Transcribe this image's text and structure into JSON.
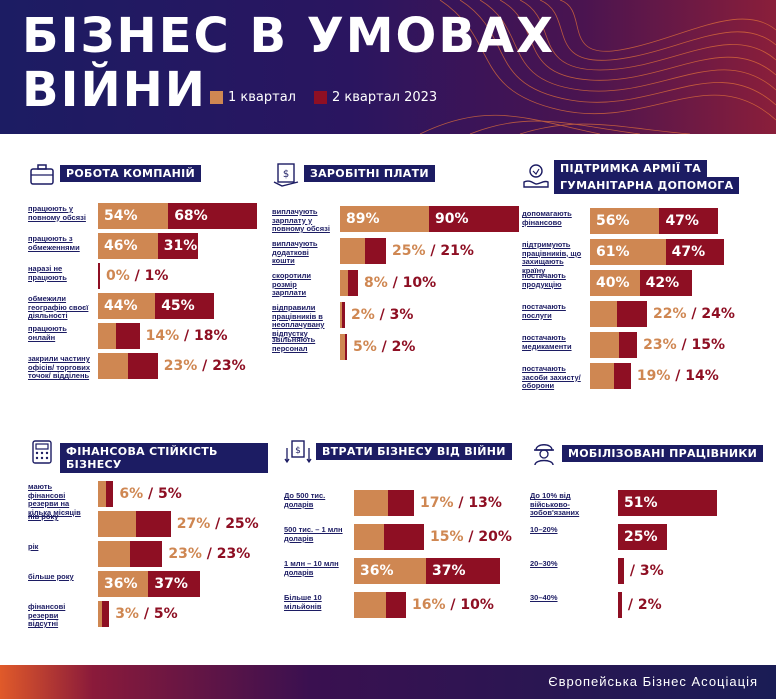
{
  "header": {
    "title_line1": "БІЗНЕС В УМОВАХ",
    "title_line2": "ВІЙНИ",
    "legend": [
      {
        "label": "1 квартал",
        "color": "#cf8752"
      },
      {
        "label": "2 квартал 2023",
        "color": "#8e0f23"
      }
    ]
  },
  "colors": {
    "q1": "#cf8752",
    "q2": "#8e0f23",
    "navy": "#1c1c63"
  },
  "panels": {
    "company": {
      "icon": "briefcase-icon",
      "title": "РОБОТА КОМПАНІЙ",
      "rows": [
        {
          "label": "працюють у повному обсязі",
          "q1": "54%",
          "q2": "68%",
          "v1": 54,
          "v2": 68
        },
        {
          "label": "працюють з обмеженнями",
          "q1": "46%",
          "q2": "31%",
          "v1": 46,
          "v2": 31
        },
        {
          "label": "наразі не працюють",
          "q1": "0%",
          "q2": "1%",
          "v1": 0,
          "v2": 1
        },
        {
          "label": "обмежили географію своєї діяльності",
          "q1": "44%",
          "q2": "45%",
          "v1": 44,
          "v2": 45
        },
        {
          "label": "працюють онлайн",
          "q1": "14%",
          "q2": "18%",
          "v1": 14,
          "v2": 18
        },
        {
          "label": "закрили частину офісів/ торгових точок/ відділень",
          "q1": "23%",
          "q2": "23%",
          "v1": 23,
          "v2": 23
        }
      ]
    },
    "salary": {
      "icon": "salary-icon",
      "title": "ЗАРОБІТНІ ПЛАТИ",
      "rows": [
        {
          "label": "виплачують зарплату у повному обсязі",
          "q1": "89%",
          "q2": "90%",
          "v1": 89,
          "v2": 90
        },
        {
          "label": "виплачують додаткові кошти",
          "q1": "25%",
          "q2": "21%",
          "v1": 25,
          "v2": 21
        },
        {
          "label": "скоротили розмір зарплати",
          "q1": "8%",
          "q2": "10%",
          "v1": 8,
          "v2": 10
        },
        {
          "label": "відправили працівників в неоплачувану відпустку",
          "q1": "2%",
          "q2": "3%",
          "v1": 2,
          "v2": 3
        },
        {
          "label": "звільняють персонал",
          "q1": "5%",
          "q2": "2%",
          "v1": 5,
          "v2": 2
        }
      ]
    },
    "support": {
      "icon": "charity-icon",
      "title_line1": "ПІДТРИМКА АРМІЇ ТА",
      "title_line2": "ГУМАНІТАРНА ДОПОМОГА",
      "rows": [
        {
          "label": "допомагають фінансово",
          "q1": "56%",
          "q2": "47%",
          "v1": 56,
          "v2": 47
        },
        {
          "label": "підтримують працівників, що захищають країну",
          "q1": "61%",
          "q2": "47%",
          "v1": 61,
          "v2": 47
        },
        {
          "label": "постачають продукцію",
          "q1": "40%",
          "q2": "42%",
          "v1": 40,
          "v2": 42
        },
        {
          "label": "постачають послуги",
          "q1": "22%",
          "q2": "24%",
          "v1": 22,
          "v2": 24
        },
        {
          "label": "постачають медикаменти",
          "q1": "23%",
          "q2": "15%",
          "v1": 23,
          "v2": 15
        },
        {
          "label": "постачають засоби захисту/ оборони",
          "q1": "19%",
          "q2": "14%",
          "v1": 19,
          "v2": 14
        }
      ]
    },
    "finance": {
      "icon": "calculator-icon",
      "title": "ФІНАНСОВА СТІЙКІСТЬ БІЗНЕСУ",
      "rows": [
        {
          "label": "мають фінансові резерви на кілька місяців",
          "q1": "6%",
          "q2": "5%",
          "v1": 6,
          "v2": 5
        },
        {
          "label": "пів року",
          "q1": "27%",
          "q2": "25%",
          "v1": 27,
          "v2": 25
        },
        {
          "label": "рік",
          "q1": "23%",
          "q2": "23%",
          "v1": 23,
          "v2": 23
        },
        {
          "label": "більше року",
          "q1": "36%",
          "q2": "37%",
          "v1": 36,
          "v2": 37
        },
        {
          "label": "фінансові резерви відсутні",
          "q1": "3%",
          "q2": "5%",
          "v1": 3,
          "v2": 5
        }
      ]
    },
    "losses": {
      "icon": "money-loss-icon",
      "title": "ВТРАТИ БІЗНЕСУ ВІД ВІЙНИ",
      "rows": [
        {
          "label": "До 500 тис. доларів",
          "q1": "17%",
          "q2": "13%",
          "v1": 17,
          "v2": 13
        },
        {
          "label": "500 тис. – 1 млн доларів",
          "q1": "15%",
          "q2": "20%",
          "v1": 15,
          "v2": 20
        },
        {
          "label": "1 млн – 10 млн доларів",
          "q1": "36%",
          "q2": "37%",
          "v1": 36,
          "v2": 37
        },
        {
          "label": "Більше 10 мільйонів",
          "q1": "16%",
          "q2": "10%",
          "v1": 16,
          "v2": 10
        }
      ]
    },
    "mobilized": {
      "icon": "soldier-icon",
      "title": "МОБІЛІЗОВАНІ ПРАЦІВНИКИ",
      "rows": [
        {
          "label": "До 10% від військово-зобов'язаних",
          "q2": "51%",
          "v2": 51
        },
        {
          "label": "10–20%",
          "q2": "25%",
          "v2": 25
        },
        {
          "label": "20–30%",
          "q2": "3%",
          "v2": 3
        },
        {
          "label": "30–40%",
          "q2": "2%",
          "v2": 2
        }
      ]
    }
  },
  "footer": {
    "org": "Європейська Бізнес Асоціація"
  }
}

★ ★ ★

§ **To be done**
Pictures in the records must not appear in the copy; transcribe everything else precisely.

§ **The solution**
Transcribe this image's text and structure into JSON.
{
  "header": {
    "title_line1": "БІЗНЕС В УМОВАХ",
    "title_line2": "ВІЙНИ",
    "legend": [
      {
        "label": "1 квартал",
        "color": "#cf8752"
      },
      {
        "label": "2 квартал 2023",
        "color": "#8e0f23"
      }
    ]
  },
  "colors": {
    "q1": "#cf8752",
    "q2": "#8e0f23",
    "navy": "#1c1c63"
  },
  "panels": {
    "company": {
      "icon": "briefcase-icon",
      "title": "РОБОТА КОМПАНІЙ",
      "rows": [
        {
          "label": "працюють у повному обсязі",
          "q1": "54%",
          "q2": "68%",
          "v1": 54,
          "v2": 68
        },
        {
          "label": "працюють з обмеженнями",
          "q1": "46%",
          "q2": "31%",
          "v1": 46,
          "v2": 31
        },
        {
          "label": "наразі не працюють",
          "q1": "0%",
          "q2": "1%",
          "v1": 0,
          "v2": 1
        },
        {
          "label": "обмежили географію своєї діяльності",
          "q1": "44%",
          "q2": "45%",
          "v1": 44,
          "v2": 45
        },
        {
          "label": "працюють онлайн",
          "q1": "14%",
          "q2": "18%",
          "v1": 14,
          "v2": 18
        },
        {
          "label": "закрили частину офісів/ торгових точок/ відділень",
          "q1": "23%",
          "q2": "23%",
          "v1": 23,
          "v2": 23
        }
      ]
    },
    "salary": {
      "icon": "salary-icon",
      "title": "ЗАРОБІТНІ ПЛАТИ",
      "rows": [
        {
          "label": "виплачують зарплату у повному обсязі",
          "q1": "89%",
          "q2": "90%",
          "v1": 89,
          "v2": 90
        },
        {
          "label": "виплачують додаткові кошти",
          "q1": "25%",
          "q2": "21%",
          "v1": 25,
          "v2": 21
        },
        {
          "label": "скоротили розмір зарплати",
          "q1": "8%",
          "q2": "10%",
          "v1": 8,
          "v2": 10
        },
        {
          "label": "відправили працівників в неоплачувану відпустку",
          "q1": "2%",
          "q2": "3%",
          "v1": 2,
          "v2": 3
        },
        {
          "label": "звільняють персонал",
          "q1": "5%",
          "q2": "2%",
          "v1": 5,
          "v2": 2
        }
      ]
    },
    "support": {
      "icon": "charity-icon",
      "title_line1": "ПІДТРИМКА АРМІЇ ТА",
      "title_line2": "ГУМАНІТАРНА ДОПОМОГА",
      "rows": [
        {
          "label": "допомагають фінансово",
          "q1": "56%",
          "q2": "47%",
          "v1": 56,
          "v2": 47
        },
        {
          "label": "підтримують працівників, що захищають країну",
          "q1": "61%",
          "q2": "47%",
          "v1": 61,
          "v2": 47
        },
        {
          "label": "постачають продукцію",
          "q1": "40%",
          "q2": "42%",
          "v1": 40,
          "v2": 42
        },
        {
          "label": "постачають послуги",
          "q1": "22%",
          "q2": "24%",
          "v1": 22,
          "v2": 24
        },
        {
          "label": "постачають медикаменти",
          "q1": "23%",
          "q2": "15%",
          "v1": 23,
          "v2": 15
        },
        {
          "label": "постачають засоби захисту/ оборони",
          "q1": "19%",
          "q2": "14%",
          "v1": 19,
          "v2": 14
        }
      ]
    },
    "finance": {
      "icon": "calculator-icon",
      "title": "ФІНАНСОВА СТІЙКІСТЬ БІЗНЕСУ",
      "rows": [
        {
          "label": "мають фінансові резерви на кілька місяців",
          "q1": "6%",
          "q2": "5%",
          "v1": 6,
          "v2": 5
        },
        {
          "label": "пів року",
          "q1": "27%",
          "q2": "25%",
          "v1": 27,
          "v2": 25
        },
        {
          "label": "рік",
          "q1": "23%",
          "q2": "23%",
          "v1": 23,
          "v2": 23
        },
        {
          "label": "більше року",
          "q1": "36%",
          "q2": "37%",
          "v1": 36,
          "v2": 37
        },
        {
          "label": "фінансові резерви відсутні",
          "q1": "3%",
          "q2": "5%",
          "v1": 3,
          "v2": 5
        }
      ]
    },
    "losses": {
      "icon": "money-loss-icon",
      "title": "ВТРАТИ БІЗНЕСУ ВІД ВІЙНИ",
      "rows": [
        {
          "label": "До 500 тис. доларів",
          "q1": "17%",
          "q2": "13%",
          "v1": 17,
          "v2": 13
        },
        {
          "label": "500 тис. – 1 млн доларів",
          "q1": "15%",
          "q2": "20%",
          "v1": 15,
          "v2": 20
        },
        {
          "label": "1 млн – 10 млн доларів",
          "q1": "36%",
          "q2": "37%",
          "v1": 36,
          "v2": 37
        },
        {
          "label": "Більше 10 мільйонів",
          "q1": "16%",
          "q2": "10%",
          "v1": 16,
          "v2": 10
        }
      ]
    },
    "mobilized": {
      "icon": "soldier-icon",
      "title": "МОБІЛІЗОВАНІ ПРАЦІВНИКИ",
      "rows": [
        {
          "label": "До 10% від військово-зобов'язаних",
          "q2": "51%",
          "v2": 51
        },
        {
          "label": "10–20%",
          "q2": "25%",
          "v2": 25
        },
        {
          "label": "20–30%",
          "q2": "3%",
          "v2": 3
        },
        {
          "label": "30–40%",
          "q2": "2%",
          "v2": 2
        }
      ]
    }
  },
  "footer": {
    "org": "Європейська Бізнес Асоціація"
  }
}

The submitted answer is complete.